REQUIRED WORK: Only lines with the string "поддержки" matter here; gather them from the material below.
※
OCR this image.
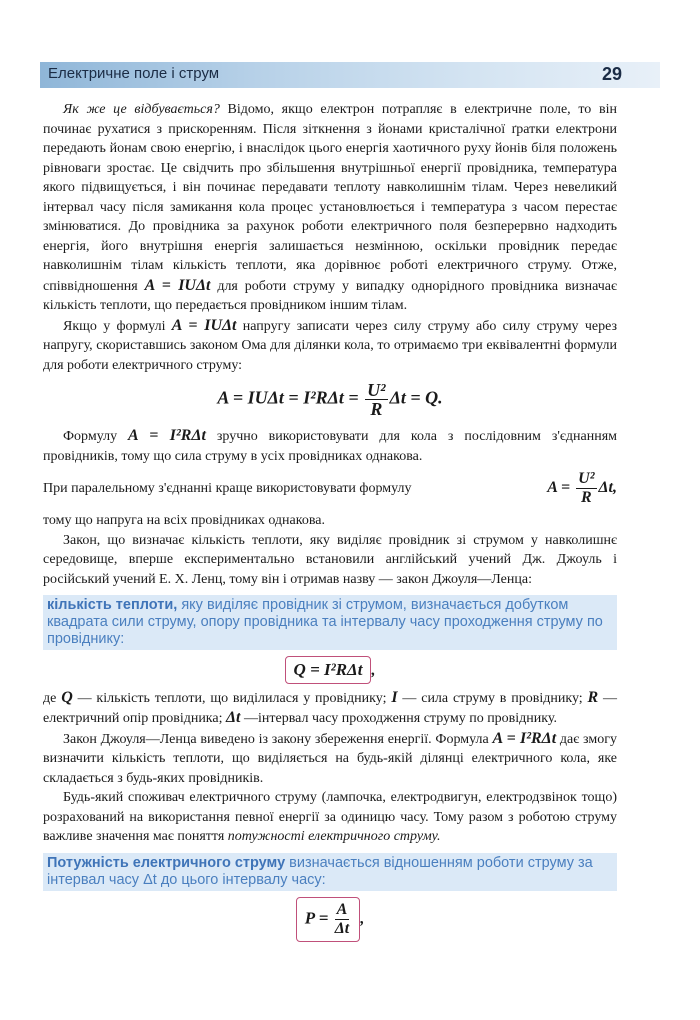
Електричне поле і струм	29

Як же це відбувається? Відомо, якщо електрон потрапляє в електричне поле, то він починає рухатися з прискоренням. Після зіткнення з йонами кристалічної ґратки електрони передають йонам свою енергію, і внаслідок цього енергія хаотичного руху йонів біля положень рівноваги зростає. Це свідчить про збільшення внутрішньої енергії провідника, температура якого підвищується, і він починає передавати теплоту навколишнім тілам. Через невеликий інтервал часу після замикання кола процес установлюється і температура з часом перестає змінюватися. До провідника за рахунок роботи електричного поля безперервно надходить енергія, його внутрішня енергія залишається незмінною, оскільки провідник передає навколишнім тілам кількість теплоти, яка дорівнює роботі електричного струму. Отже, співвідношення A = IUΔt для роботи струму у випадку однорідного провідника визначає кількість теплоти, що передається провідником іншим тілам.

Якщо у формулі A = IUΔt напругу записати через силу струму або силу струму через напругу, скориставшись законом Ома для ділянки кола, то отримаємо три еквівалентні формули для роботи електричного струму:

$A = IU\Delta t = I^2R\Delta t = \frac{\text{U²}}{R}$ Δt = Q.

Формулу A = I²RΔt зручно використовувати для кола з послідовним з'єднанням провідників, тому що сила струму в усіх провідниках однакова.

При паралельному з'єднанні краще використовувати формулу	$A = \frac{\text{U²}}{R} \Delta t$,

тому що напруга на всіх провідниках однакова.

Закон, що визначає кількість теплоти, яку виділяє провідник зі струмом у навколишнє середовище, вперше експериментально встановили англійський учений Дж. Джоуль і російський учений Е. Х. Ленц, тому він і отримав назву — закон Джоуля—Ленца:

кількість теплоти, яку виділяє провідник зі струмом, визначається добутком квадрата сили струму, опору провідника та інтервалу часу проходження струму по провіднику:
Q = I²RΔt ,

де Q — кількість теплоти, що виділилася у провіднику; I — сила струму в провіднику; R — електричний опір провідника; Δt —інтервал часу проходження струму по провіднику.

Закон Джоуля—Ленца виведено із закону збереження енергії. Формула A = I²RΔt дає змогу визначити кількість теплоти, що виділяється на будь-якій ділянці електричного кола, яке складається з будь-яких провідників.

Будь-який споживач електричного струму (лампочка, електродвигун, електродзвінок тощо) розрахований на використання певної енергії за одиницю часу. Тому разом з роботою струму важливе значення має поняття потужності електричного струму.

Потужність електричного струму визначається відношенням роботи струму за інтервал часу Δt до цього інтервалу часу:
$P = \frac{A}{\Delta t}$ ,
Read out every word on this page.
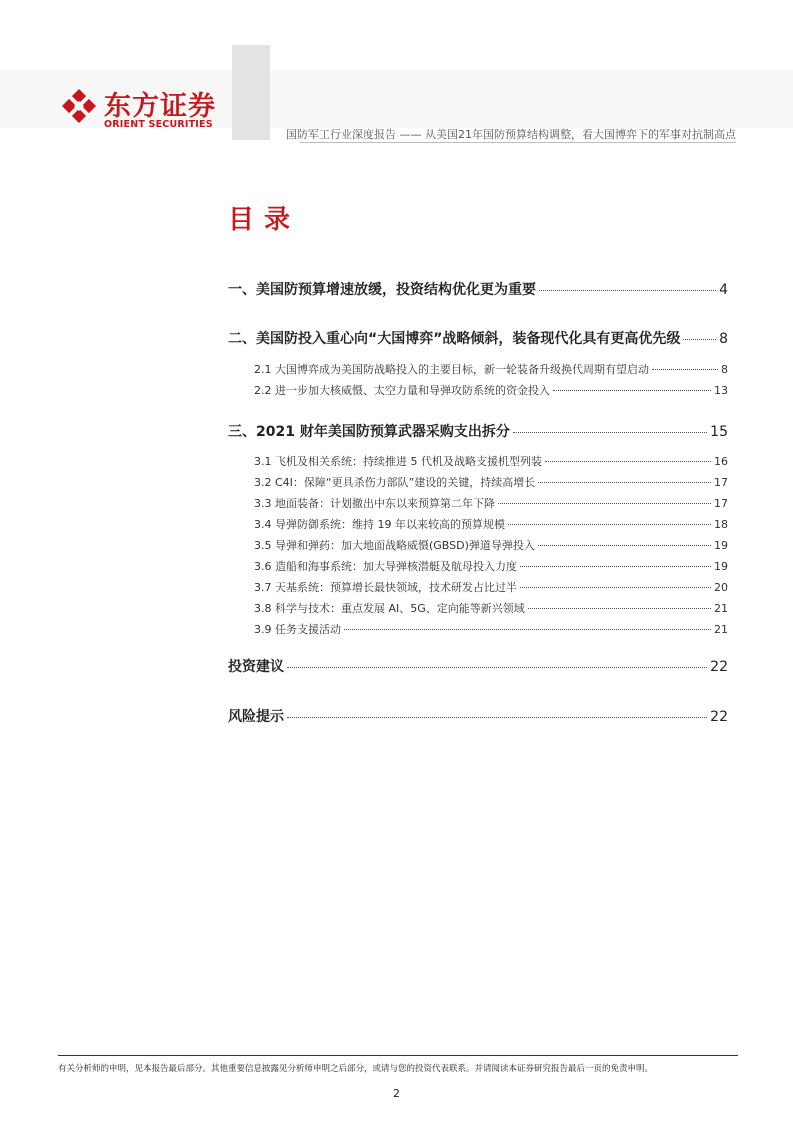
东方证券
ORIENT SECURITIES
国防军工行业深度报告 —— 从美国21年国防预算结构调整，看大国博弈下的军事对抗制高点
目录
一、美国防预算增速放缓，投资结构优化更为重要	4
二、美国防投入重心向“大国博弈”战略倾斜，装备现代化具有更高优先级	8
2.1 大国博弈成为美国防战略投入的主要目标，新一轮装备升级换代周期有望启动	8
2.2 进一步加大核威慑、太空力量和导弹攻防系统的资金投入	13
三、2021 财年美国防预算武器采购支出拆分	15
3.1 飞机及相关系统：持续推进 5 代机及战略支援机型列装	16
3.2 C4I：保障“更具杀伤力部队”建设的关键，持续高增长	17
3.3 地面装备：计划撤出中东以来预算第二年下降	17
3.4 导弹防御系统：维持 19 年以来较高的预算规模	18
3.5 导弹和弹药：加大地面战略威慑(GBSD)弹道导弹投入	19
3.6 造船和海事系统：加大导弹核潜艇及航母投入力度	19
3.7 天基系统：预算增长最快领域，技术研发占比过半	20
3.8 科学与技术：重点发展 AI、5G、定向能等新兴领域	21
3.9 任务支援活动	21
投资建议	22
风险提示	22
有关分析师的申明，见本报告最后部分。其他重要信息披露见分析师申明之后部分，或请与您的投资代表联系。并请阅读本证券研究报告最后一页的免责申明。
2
※
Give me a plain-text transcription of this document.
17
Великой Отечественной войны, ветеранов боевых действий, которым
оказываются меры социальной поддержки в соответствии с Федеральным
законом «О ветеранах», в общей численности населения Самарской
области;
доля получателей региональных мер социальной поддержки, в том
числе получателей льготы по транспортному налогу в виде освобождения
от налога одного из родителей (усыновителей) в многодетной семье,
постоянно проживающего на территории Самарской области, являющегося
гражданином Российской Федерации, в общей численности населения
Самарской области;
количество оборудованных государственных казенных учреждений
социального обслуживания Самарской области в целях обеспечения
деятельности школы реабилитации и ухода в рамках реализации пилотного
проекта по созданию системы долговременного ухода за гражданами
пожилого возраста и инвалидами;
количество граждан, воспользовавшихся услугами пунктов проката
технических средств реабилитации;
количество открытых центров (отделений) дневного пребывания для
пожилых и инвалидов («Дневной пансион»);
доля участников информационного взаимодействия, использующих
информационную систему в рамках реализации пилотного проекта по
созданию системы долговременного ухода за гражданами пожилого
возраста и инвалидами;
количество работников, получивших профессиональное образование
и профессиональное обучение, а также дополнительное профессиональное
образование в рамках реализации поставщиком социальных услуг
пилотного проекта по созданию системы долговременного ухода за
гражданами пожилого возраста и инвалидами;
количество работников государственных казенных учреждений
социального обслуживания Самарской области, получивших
※
WRITTEN SOLUTION:
оказываются меры социальной поддержки в соответствии с Федеральным
доля получателей региональных мер социальной поддержки, в том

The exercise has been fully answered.